## YOUR INSTRUCTIONS
Give the records back in full, exactly as they read.

## DATA IN THIS EXERCISE
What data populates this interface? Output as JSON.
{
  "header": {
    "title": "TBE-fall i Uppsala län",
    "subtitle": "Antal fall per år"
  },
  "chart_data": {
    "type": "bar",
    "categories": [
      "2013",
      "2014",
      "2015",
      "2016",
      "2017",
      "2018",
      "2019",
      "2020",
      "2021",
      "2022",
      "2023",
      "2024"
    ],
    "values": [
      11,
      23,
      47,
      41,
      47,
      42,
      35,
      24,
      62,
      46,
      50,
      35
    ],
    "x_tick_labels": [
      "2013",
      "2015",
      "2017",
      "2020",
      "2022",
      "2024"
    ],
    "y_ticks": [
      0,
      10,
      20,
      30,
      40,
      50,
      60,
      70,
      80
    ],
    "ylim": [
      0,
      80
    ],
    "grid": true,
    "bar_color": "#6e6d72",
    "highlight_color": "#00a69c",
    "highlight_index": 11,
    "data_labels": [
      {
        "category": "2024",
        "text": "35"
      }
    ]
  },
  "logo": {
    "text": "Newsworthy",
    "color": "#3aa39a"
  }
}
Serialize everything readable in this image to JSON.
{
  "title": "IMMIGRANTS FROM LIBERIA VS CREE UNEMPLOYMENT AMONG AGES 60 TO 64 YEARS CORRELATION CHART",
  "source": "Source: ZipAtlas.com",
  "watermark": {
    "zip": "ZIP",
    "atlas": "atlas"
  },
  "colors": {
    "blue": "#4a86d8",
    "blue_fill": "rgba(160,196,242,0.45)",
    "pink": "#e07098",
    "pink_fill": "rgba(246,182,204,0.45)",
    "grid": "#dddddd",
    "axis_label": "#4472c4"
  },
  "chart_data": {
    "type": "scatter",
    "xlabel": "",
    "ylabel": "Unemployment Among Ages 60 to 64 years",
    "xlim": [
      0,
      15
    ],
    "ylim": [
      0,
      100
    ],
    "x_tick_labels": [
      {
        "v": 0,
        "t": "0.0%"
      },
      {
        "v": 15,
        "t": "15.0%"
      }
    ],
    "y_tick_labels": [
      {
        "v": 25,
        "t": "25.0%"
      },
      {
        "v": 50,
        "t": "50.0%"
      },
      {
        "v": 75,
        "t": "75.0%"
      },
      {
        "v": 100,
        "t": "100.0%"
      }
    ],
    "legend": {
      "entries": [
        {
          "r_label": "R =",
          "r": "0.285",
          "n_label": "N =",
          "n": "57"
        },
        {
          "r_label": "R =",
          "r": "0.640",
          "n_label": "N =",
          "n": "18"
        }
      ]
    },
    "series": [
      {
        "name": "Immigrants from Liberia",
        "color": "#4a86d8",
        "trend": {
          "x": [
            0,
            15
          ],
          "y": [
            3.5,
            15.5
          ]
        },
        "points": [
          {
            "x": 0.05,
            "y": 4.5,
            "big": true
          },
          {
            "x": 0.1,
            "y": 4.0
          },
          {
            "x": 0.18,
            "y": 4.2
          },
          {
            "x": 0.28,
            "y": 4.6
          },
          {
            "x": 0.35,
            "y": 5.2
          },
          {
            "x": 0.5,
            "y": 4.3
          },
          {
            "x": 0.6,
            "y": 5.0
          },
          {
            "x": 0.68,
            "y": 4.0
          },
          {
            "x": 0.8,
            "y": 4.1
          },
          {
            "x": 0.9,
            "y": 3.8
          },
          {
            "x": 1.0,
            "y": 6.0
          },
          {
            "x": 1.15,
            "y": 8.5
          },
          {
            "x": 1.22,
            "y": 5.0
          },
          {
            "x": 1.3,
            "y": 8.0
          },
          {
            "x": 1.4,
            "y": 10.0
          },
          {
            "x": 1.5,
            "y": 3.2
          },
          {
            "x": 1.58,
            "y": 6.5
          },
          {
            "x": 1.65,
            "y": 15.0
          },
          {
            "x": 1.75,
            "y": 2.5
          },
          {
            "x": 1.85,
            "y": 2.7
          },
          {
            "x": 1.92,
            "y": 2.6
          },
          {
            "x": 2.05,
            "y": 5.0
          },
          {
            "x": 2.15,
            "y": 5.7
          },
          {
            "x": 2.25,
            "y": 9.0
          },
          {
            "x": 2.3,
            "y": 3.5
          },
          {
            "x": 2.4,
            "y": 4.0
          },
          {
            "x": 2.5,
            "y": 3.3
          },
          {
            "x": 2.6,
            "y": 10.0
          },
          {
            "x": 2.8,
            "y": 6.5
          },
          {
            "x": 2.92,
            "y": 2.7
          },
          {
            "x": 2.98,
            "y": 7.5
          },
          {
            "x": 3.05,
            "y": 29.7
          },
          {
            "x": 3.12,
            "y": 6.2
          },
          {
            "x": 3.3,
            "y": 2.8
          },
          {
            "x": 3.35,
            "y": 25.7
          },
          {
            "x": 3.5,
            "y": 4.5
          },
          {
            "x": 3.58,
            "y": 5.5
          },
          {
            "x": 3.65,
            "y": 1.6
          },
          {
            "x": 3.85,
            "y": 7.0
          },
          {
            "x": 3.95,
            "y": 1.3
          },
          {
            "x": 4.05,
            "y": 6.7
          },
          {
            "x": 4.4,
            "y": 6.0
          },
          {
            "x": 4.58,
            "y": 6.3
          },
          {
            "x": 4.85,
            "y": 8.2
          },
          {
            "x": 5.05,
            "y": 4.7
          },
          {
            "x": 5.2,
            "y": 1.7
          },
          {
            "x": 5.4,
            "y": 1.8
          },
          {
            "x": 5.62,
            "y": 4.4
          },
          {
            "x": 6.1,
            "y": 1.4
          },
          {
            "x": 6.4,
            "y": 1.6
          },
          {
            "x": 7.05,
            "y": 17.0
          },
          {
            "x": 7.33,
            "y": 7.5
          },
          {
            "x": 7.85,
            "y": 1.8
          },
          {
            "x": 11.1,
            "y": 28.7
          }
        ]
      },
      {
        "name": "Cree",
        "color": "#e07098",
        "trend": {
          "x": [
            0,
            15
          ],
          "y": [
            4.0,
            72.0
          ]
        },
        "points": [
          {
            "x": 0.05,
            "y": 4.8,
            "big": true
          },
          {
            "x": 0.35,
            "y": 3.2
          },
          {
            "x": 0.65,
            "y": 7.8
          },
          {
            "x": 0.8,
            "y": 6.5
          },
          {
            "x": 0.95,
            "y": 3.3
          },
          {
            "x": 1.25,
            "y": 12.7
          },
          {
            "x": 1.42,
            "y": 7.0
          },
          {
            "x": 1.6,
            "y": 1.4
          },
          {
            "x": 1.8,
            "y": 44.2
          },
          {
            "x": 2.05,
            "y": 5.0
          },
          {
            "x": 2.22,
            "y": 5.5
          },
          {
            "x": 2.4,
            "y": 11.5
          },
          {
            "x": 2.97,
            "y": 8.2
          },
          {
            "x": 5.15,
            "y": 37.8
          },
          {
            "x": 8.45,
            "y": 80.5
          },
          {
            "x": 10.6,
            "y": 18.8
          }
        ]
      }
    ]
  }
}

## ANSWER
What data populates this interface? Output as JSON.
{
  "header": {
    "title": "TBE-fall i Uppsala län",
    "subtitle": "Antal fall per år"
  },
  "chart_data": {
    "type": "bar",
    "categories": [
      "2013",
      "2014",
      "2015",
      "2016",
      "2017",
      "2018",
      "2019",
      "2020",
      "2021",
      "2022",
      "2023",
      "2024"
    ],
    "values": [
      11,
      23,
      47,
      41,
      47,
      42,
      35,
      24,
      62,
      46,
      50,
      35
    ],
    "x_tick_labels": [
      "2013",
      "2015",
      "2017",
      "2020",
      "2022",
      "2024"
    ],
    "y_ticks": [
      0,
      10,
      20,
      30,
      40,
      50,
      60,
      70,
      80
    ],
    "ylim": [
      0,
      80
    ],
    "grid": true,
    "bar_color": "#6e6d72",
    "highlight_color": "#00a69c",
    "highlight_index": 11,
    "data_labels": [
      {
        "category": "2024",
        "text": "35"
      }
    ]
  },
  "logo": {
    "text": "Newsworthy",
    "color": "#3aa39a"
  }
}
Serialize everything readable in this image to JSON.
{
  "title": "IMMIGRANTS FROM LIBERIA VS CREE UNEMPLOYMENT AMONG AGES 60 TO 64 YEARS CORRELATION CHART",
  "source": "Source: ZipAtlas.com",
  "watermark": {
    "zip": "ZIP",
    "atlas": "atlas"
  },
  "colors": {
    "blue": "#4a86d8",
    "blue_fill": "rgba(160,196,242,0.45)",
    "pink": "#e07098",
    "pink_fill": "rgba(246,182,204,0.45)",
    "grid": "#dddddd",
    "axis_label": "#4472c4"
  },
  "chart_data": {
    "type": "scatter",
    "xlabel": "",
    "ylabel": "Unemployment Among Ages 60 to 64 years",
    "xlim": [
      0,
      15
    ],
    "ylim": [
      0,
      100
    ],
    "x_tick_labels": [
      {
        "v": 0,
        "t": "0.0%"
      },
      {
        "v": 15,
        "t": "15.0%"
      }
    ],
    "y_tick_labels": [
      {
        "v": 25,
        "t": "25.0%"
      },
      {
        "v": 50,
        "t": "50.0%"
      },
      {
        "v": 75,
        "t": "75.0%"
      },
      {
        "v": 100,
        "t": "100.0%"
      }
    ],
    "legend": {
      "entries": [
        {
          "r_label": "R =",
          "r": "0.285",
          "n_label": "N =",
          "n": "57"
        },
        {
          "r_label": "R =",
          "r": "0.640",
          "n_label": "N =",
          "n": "18"
        }
      ]
    },
    "series": [
      {
        "name": "Immigrants from Liberia",
        "color": "#4a86d8",
        "trend": {
          "x": [
            0,
            15
          ],
          "y": [
            3.5,
            15.5
          ]
        },
        "points": [
          {
            "x": 0.05,
            "y": 4.5,
            "big": true
          },
          {
            "x": 0.1,
            "y": 4.0
          },
          {
            "x": 0.18,
            "y": 4.2
          },
          {
            "x": 0.28,
            "y": 4.6
          },
          {
            "x": 0.35,
            "y": 5.2
          },
          {
            "x": 0.5,
            "y": 4.3
          },
          {
            "x": 0.6,
            "y": 5.0
          },
          {
            "x": 0.68,
            "y": 4.0
          },
          {
            "x": 0.8,
            "y": 4.1
          },
          {
            "x": 0.9,
            "y": 3.8
          },
          {
            "x": 1.0,
            "y": 6.0
          },
          {
            "x": 1.15,
            "y": 8.5
          },
          {
            "x": 1.22,
            "y": 5.0
          },
          {
            "x": 1.3,
            "y": 8.0
          },
          {
            "x": 1.4,
            "y": 10.0
          },
          {
            "x": 1.5,
            "y": 3.2
          },
          {
            "x": 1.58,
            "y": 6.5
          },
          {
            "x": 1.65,
            "y": 15.0
          },
          {
            "x": 1.75,
            "y": 2.5
          },
          {
            "x": 1.85,
            "y": 2.7
          },
          {
            "x": 1.92,
            "y": 2.6
          },
          {
            "x": 2.05,
            "y": 5.0
          },
          {
            "x": 2.15,
            "y": 5.7
          },
          {
            "x": 2.25,
            "y": 9.0
          },
          {
            "x": 2.3,
            "y": 3.5
          },
          {
            "x": 2.4,
            "y": 4.0
          },
          {
            "x": 2.5,
            "y": 3.3
          },
          {
            "x": 2.6,
            "y": 10.0
          },
          {
            "x": 2.8,
            "y": 6.5
          },
          {
            "x": 2.92,
            "y": 2.7
          },
          {
            "x": 2.98,
            "y": 7.5
          },
          {
            "x": 3.05,
            "y": 29.7
          },
          {
            "x": 3.12,
            "y": 6.2
          },
          {
            "x": 3.3,
            "y": 2.8
          },
          {
            "x": 3.35,
            "y": 25.7
          },
          {
            "x": 3.5,
            "y": 4.5
          },
          {
            "x": 3.58,
            "y": 5.5
          },
          {
            "x": 3.65,
            "y": 1.6
          },
          {
            "x": 3.85,
            "y": 7.0
          },
          {
            "x": 3.95,
            "y": 1.3
          },
          {
            "x": 4.05,
            "y": 6.7
          },
          {
            "x": 4.4,
            "y": 6.0
          },
          {
            "x": 4.58,
            "y": 6.3
          },
          {
            "x": 4.85,
            "y": 8.2
          },
          {
            "x": 5.05,
            "y": 4.7
          },
          {
            "x": 5.2,
            "y": 1.7
          },
          {
            "x": 5.4,
            "y": 1.8
          },
          {
            "x": 5.62,
            "y": 4.4
          },
          {
            "x": 6.1,
            "y": 1.4
          },
          {
            "x": 6.4,
            "y": 1.6
          },
          {
            "x": 7.05,
            "y": 17.0
          },
          {
            "x": 7.33,
            "y": 7.5
          },
          {
            "x": 7.85,
            "y": 1.8
          },
          {
            "x": 11.1,
            "y": 28.7
          }
        ]
      },
      {
        "name": "Cree",
        "color": "#e07098",
        "trend": {
          "x": [
            0,
            15
          ],
          "y": [
            4.0,
            72.0
          ]
        },
        "points": [
          {
            "x": 0.05,
            "y": 4.8,
            "big": true
          },
          {
            "x": 0.35,
            "y": 3.2
          },
          {
            "x": 0.65,
            "y": 7.8
          },
          {
            "x": 0.8,
            "y": 6.5
          },
          {
            "x": 0.95,
            "y": 3.3
          },
          {
            "x": 1.25,
            "y": 12.7
          },
          {
            "x": 1.42,
            "y": 7.0
          },
          {
            "x": 1.6,
            "y": 1.4
          },
          {
            "x": 1.8,
            "y": 44.2
          },
          {
            "x": 2.05,
            "y": 5.0
          },
          {
            "x": 2.22,
            "y": 5.5
          },
          {
            "x": 2.4,
            "y": 11.5
          },
          {
            "x": 2.97,
            "y": 8.2
          },
          {
            "x": 5.15,
            "y": 37.8
          },
          {
            "x": 8.45,
            "y": 80.5
          },
          {
            "x": 10.6,
            "y": 18.8
          }
        ]
      }
    ]
  }
}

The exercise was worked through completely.